> RECORDS SHOWN:

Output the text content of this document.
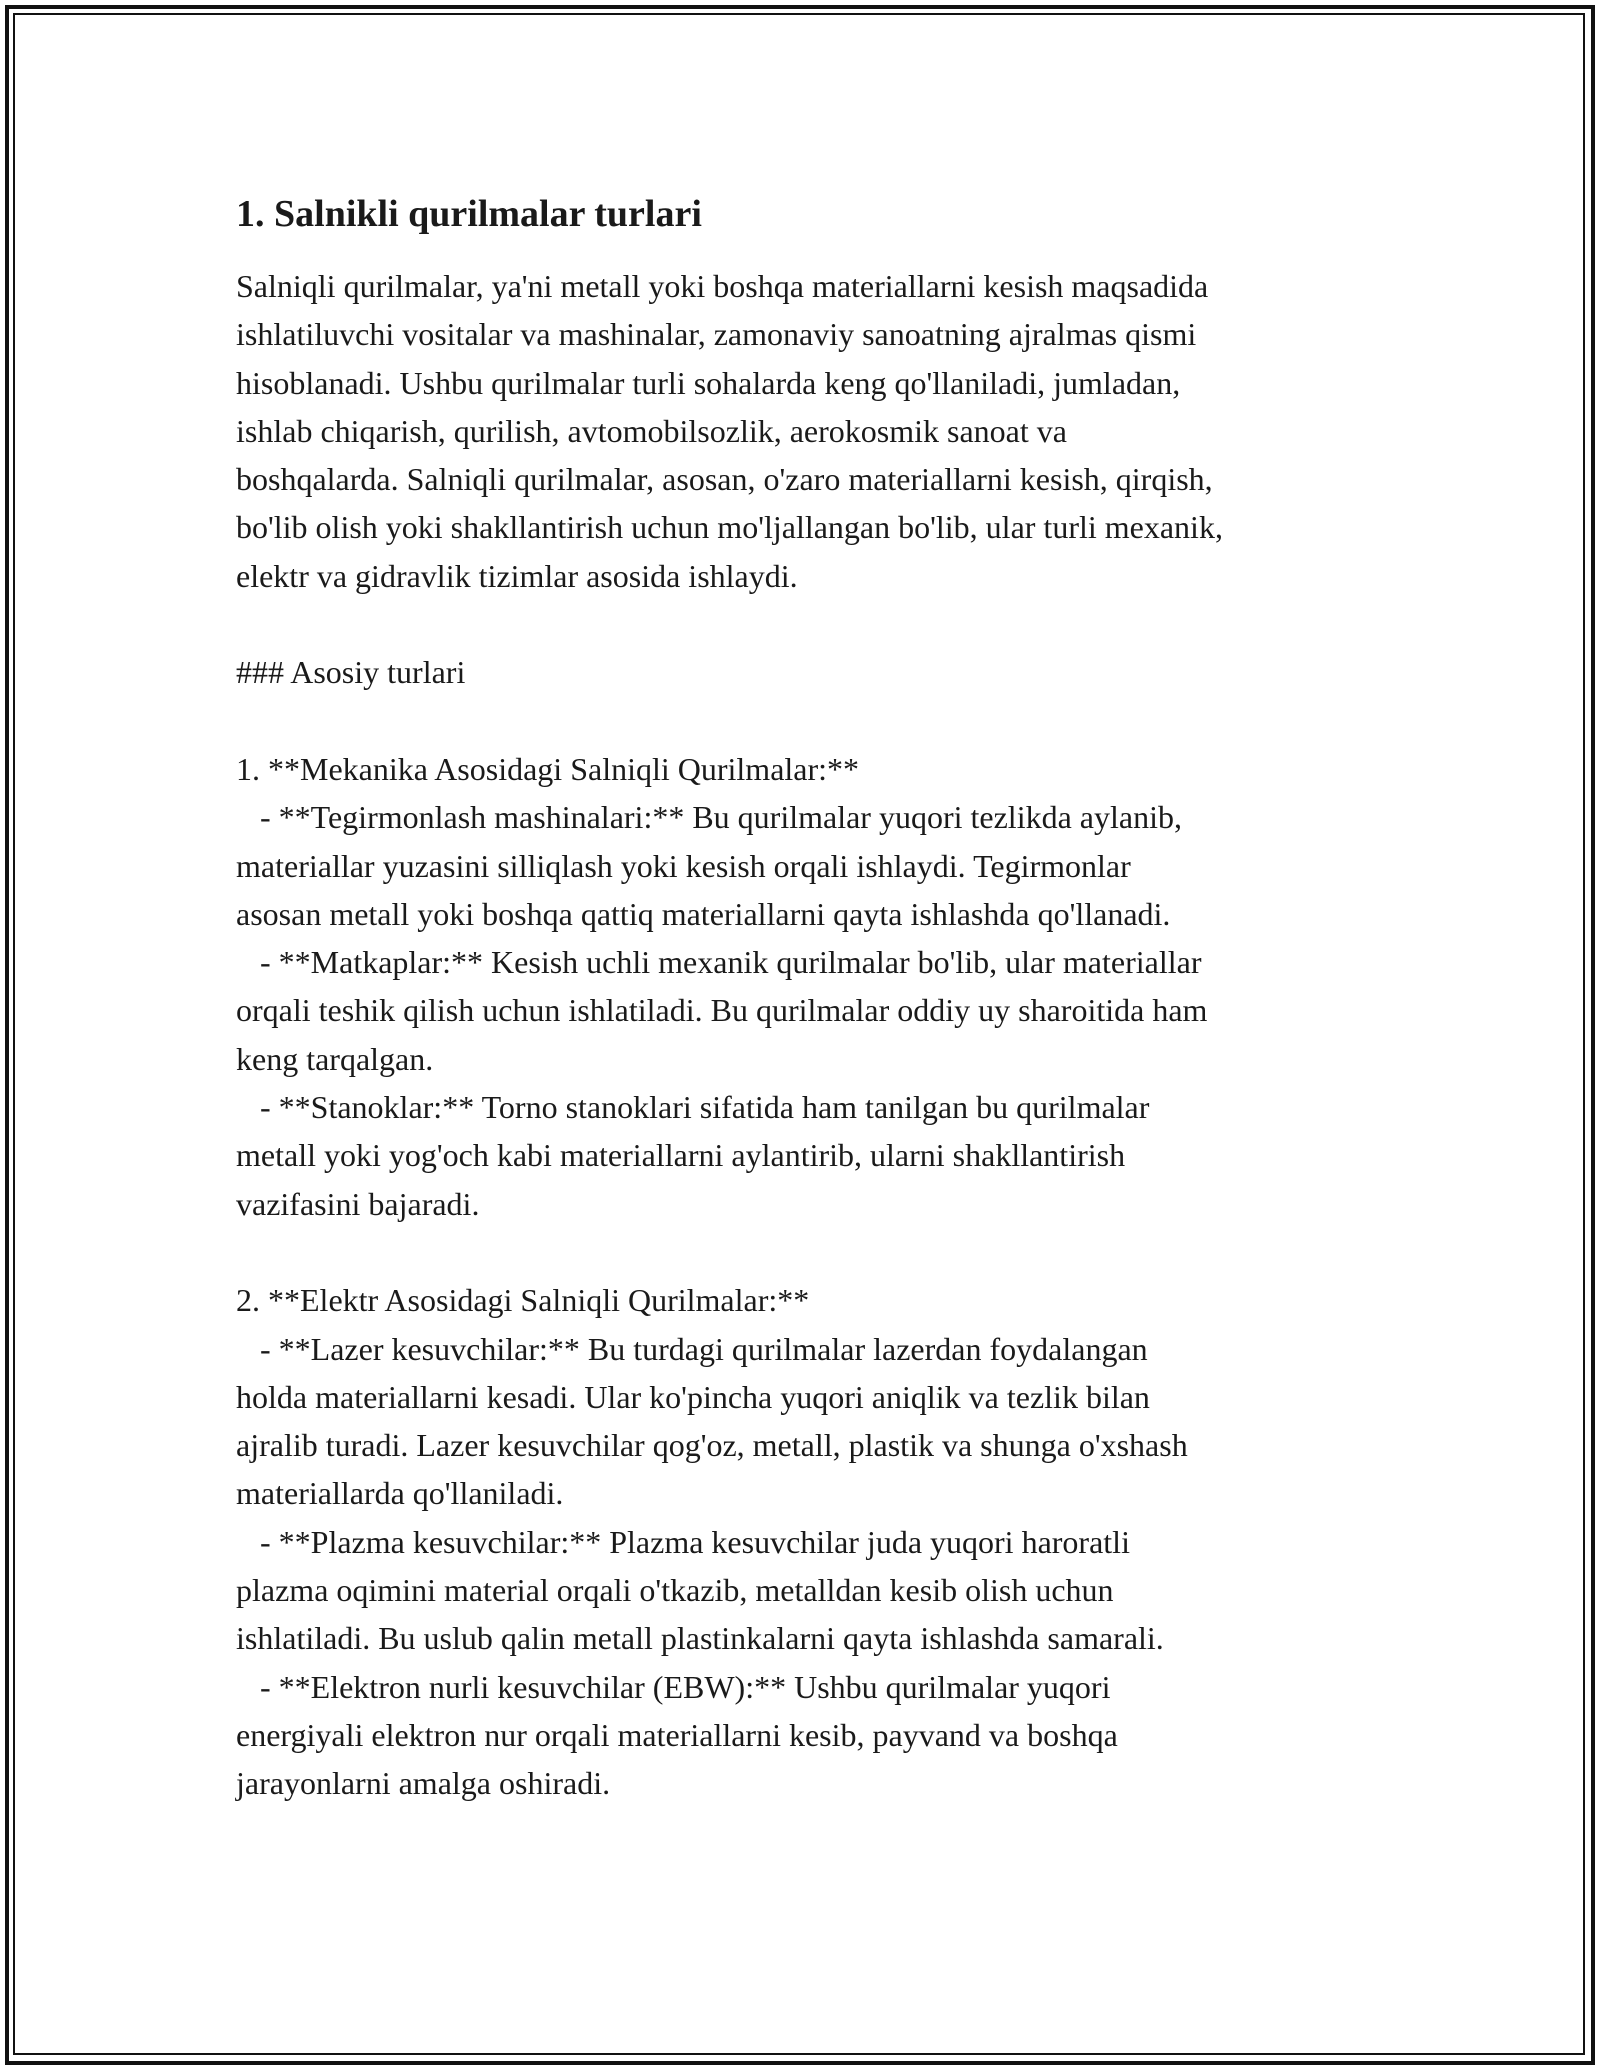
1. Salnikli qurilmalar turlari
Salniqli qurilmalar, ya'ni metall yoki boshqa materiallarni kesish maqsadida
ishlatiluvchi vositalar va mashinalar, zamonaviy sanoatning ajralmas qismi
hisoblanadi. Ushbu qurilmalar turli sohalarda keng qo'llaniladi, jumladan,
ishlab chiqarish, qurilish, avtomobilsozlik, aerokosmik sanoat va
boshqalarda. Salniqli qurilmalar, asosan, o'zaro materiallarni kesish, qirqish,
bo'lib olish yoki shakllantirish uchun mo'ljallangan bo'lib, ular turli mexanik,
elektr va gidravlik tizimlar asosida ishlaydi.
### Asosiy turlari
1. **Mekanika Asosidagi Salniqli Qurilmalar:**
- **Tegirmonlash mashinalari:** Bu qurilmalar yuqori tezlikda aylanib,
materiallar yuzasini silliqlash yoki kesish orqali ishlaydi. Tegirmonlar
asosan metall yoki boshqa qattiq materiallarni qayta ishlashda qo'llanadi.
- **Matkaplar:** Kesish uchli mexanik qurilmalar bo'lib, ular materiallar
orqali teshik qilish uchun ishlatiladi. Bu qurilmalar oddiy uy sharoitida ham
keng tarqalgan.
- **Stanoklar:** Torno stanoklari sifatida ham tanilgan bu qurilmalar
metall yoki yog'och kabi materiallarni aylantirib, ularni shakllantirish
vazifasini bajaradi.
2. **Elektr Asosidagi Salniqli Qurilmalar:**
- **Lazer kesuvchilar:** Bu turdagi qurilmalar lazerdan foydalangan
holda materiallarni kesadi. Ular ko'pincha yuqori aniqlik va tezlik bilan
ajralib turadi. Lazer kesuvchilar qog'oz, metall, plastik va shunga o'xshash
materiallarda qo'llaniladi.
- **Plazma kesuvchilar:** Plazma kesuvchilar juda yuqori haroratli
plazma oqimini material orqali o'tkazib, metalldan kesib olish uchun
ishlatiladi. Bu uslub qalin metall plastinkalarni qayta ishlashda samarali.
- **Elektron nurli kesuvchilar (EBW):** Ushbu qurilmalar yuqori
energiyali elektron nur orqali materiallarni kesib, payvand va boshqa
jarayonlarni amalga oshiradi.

--

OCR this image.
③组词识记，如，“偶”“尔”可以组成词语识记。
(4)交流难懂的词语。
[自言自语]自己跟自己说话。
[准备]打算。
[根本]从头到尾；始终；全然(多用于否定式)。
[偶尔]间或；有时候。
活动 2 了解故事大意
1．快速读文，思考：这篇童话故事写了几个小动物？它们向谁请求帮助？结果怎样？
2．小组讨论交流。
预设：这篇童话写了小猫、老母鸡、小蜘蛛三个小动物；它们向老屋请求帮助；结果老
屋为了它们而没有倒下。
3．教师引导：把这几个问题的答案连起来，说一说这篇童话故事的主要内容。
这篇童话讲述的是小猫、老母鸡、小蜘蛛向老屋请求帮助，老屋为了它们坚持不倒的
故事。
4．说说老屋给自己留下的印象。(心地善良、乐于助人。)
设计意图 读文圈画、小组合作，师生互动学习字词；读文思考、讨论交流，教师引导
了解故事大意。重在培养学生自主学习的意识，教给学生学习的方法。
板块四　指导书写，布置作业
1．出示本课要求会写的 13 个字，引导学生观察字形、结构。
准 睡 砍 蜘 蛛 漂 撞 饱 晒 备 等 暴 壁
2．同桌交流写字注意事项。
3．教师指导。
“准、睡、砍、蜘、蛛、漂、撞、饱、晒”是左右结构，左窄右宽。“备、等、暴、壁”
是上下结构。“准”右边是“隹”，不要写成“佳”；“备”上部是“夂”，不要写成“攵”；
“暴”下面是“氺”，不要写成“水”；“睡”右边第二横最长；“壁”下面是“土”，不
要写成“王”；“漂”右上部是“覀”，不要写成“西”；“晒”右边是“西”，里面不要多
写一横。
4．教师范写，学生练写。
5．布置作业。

> YOUR OBJECTIVE:
Count every line in the preceding entries where the string "mexanik" appears, then state only the total.

> EXERCISE RESPONSE:
2